• EXERCISE GOAL:
Find each line containing the string "name". Copy it.

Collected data
========================================

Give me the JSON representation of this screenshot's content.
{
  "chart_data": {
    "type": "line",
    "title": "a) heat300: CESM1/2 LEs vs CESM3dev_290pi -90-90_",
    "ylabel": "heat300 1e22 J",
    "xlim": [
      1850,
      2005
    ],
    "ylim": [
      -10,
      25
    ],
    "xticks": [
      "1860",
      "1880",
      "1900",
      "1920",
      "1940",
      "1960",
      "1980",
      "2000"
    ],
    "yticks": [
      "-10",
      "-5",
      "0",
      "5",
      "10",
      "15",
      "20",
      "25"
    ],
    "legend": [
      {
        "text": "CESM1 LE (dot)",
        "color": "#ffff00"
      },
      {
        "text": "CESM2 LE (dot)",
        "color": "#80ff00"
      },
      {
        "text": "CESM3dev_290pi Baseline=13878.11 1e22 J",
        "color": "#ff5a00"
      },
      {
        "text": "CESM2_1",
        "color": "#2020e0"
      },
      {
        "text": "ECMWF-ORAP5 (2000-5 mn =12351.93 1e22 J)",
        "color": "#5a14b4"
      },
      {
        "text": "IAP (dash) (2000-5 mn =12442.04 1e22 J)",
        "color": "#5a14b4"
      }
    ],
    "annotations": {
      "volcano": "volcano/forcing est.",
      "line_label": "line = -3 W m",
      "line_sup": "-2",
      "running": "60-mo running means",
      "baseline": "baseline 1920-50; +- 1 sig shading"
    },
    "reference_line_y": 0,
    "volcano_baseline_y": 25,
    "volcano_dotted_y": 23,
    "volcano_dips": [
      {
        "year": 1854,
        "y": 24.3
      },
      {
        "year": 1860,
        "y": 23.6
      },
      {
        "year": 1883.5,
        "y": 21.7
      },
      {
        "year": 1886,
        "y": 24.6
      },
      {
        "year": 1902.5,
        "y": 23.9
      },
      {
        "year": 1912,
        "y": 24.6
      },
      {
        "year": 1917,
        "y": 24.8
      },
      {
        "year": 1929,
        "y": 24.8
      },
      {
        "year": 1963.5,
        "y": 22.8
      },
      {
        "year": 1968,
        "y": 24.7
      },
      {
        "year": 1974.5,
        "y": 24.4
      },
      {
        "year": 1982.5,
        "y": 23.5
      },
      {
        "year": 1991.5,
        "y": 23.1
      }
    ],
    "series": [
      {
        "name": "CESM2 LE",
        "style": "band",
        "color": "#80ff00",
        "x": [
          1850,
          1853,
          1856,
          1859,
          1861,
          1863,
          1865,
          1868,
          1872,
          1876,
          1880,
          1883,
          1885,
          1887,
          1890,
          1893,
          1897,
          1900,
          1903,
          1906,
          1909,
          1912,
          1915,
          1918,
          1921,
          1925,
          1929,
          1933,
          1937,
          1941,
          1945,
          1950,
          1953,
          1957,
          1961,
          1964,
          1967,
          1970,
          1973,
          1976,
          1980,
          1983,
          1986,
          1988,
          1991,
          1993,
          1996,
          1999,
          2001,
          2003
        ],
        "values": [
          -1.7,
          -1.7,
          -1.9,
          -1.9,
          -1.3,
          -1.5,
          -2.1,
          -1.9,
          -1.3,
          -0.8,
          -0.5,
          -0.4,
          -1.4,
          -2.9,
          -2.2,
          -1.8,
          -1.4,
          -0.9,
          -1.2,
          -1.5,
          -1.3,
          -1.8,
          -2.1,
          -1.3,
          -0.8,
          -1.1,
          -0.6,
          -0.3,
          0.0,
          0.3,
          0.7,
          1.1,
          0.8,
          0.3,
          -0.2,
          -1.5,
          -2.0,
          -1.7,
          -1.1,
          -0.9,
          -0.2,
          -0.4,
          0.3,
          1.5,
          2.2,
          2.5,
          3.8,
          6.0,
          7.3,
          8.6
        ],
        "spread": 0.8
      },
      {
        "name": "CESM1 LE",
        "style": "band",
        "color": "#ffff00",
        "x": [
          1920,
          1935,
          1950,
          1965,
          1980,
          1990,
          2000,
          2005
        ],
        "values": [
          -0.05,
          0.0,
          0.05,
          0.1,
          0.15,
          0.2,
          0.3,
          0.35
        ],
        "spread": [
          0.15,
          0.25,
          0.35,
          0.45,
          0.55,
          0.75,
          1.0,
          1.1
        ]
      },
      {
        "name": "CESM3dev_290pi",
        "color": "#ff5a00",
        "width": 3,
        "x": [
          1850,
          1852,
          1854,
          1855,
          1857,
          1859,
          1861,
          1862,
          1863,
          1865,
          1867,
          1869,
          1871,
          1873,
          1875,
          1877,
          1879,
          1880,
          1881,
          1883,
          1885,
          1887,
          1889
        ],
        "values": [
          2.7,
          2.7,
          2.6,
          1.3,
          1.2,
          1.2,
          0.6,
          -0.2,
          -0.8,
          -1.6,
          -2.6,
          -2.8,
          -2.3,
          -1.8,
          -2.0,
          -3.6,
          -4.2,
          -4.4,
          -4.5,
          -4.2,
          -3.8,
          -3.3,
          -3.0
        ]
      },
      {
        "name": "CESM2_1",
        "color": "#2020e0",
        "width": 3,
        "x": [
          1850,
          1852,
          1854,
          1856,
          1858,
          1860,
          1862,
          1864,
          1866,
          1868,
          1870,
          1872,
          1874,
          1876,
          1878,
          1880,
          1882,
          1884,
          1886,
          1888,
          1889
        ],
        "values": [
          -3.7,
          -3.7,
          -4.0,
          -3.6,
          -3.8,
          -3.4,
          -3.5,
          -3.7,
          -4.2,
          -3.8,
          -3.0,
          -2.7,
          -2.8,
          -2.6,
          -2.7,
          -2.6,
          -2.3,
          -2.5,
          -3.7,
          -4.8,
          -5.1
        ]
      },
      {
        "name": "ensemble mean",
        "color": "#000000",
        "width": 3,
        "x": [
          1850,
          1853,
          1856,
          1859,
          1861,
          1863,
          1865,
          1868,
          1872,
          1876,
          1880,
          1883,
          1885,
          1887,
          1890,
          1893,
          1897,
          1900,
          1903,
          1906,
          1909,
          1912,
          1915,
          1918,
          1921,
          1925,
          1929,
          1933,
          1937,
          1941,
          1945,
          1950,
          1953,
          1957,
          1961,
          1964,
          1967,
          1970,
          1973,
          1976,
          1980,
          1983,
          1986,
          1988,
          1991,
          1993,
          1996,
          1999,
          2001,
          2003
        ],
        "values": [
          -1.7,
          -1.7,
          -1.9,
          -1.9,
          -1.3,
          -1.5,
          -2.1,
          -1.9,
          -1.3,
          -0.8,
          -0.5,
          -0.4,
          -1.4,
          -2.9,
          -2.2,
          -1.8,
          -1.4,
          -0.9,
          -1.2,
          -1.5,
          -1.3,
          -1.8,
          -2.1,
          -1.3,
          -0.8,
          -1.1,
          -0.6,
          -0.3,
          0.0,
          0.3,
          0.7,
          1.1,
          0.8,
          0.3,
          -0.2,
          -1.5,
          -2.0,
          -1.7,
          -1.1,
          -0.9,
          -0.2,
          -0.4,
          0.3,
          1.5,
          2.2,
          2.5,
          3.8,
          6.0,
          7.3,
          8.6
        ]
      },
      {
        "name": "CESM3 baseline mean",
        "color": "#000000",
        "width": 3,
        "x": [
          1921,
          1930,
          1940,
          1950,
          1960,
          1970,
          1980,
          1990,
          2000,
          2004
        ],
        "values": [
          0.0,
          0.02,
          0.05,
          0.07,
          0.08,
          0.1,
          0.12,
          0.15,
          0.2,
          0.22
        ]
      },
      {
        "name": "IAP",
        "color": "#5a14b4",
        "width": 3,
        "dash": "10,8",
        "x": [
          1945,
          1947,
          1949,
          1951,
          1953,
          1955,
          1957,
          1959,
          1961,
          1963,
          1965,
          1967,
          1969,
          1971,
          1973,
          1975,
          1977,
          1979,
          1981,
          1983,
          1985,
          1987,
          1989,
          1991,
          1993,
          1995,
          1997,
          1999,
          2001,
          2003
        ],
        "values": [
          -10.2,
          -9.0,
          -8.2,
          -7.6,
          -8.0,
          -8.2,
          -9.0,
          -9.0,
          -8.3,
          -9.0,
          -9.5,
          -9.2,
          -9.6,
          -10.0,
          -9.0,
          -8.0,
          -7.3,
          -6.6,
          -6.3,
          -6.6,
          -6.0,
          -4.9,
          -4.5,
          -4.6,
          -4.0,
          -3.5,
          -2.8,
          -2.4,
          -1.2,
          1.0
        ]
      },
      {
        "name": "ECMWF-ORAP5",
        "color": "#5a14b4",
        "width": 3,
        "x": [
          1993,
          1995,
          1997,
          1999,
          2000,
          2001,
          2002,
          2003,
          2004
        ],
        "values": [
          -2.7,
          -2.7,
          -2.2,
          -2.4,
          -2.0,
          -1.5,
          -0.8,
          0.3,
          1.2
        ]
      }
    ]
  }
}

========================================

• RESULT FOR THIS EXERCISE:
        "name": "CESM2 LE",
        "name": "CESM1 LE",
        "name": "CESM3dev_290pi",
        "name": "CESM2_1",
        "name": "ensemble mean",
        "name": "CESM3 baseline mean",
        "name": "IAP",
        "name": "ECMWF-ORAP5",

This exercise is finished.